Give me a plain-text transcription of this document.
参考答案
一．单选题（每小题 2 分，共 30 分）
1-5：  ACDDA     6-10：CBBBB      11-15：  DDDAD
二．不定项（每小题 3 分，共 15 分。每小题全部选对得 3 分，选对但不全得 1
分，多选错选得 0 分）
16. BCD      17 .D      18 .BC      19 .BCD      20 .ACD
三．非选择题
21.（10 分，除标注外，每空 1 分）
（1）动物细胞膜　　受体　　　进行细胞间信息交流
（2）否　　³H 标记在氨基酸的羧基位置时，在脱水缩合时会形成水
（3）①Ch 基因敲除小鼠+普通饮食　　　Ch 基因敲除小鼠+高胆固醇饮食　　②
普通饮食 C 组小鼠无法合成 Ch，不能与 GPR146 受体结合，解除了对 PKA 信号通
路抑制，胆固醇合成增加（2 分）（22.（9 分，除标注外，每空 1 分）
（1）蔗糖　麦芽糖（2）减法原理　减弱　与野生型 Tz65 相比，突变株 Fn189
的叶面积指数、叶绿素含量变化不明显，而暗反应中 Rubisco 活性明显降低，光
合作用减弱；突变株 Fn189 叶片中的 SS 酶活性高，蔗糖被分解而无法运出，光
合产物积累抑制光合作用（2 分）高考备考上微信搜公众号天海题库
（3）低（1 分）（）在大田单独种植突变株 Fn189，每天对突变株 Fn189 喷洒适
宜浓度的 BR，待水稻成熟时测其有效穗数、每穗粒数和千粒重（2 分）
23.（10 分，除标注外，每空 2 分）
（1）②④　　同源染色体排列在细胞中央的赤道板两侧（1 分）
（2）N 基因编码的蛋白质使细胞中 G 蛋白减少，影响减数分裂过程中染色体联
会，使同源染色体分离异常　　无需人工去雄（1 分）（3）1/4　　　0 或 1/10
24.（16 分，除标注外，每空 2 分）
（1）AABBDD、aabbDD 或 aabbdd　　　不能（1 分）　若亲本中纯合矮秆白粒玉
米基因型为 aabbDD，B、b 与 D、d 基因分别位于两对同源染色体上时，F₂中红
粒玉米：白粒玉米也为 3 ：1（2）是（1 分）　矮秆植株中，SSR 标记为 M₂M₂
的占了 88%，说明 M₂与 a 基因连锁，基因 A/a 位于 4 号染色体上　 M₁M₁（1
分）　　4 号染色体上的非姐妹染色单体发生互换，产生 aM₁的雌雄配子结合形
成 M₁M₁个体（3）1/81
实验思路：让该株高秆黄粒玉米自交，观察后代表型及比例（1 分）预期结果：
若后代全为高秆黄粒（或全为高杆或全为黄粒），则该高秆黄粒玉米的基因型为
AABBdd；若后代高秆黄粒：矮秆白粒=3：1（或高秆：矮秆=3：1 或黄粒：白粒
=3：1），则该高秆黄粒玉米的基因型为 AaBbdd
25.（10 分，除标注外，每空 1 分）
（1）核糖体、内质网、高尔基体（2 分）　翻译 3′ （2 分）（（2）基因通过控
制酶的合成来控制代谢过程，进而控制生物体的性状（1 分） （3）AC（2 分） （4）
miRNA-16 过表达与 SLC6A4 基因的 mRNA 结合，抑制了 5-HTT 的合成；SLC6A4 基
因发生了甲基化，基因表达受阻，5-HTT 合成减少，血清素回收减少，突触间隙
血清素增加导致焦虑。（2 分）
-.-.-
* [AIM OF THE EXERCISE]: In the material above, find every line that has the string "普通饮食" and pull those lines out.

* [WRITTEN ANSWER]:
（3）①Ch 基因敲除小鼠+普通饮食　　　Ch 基因敲除小鼠+高胆固醇饮食　　②
普通饮食 C 组小鼠无法合成 Ch，不能与 GPR146 受体结合，解除了对 PKA 信号通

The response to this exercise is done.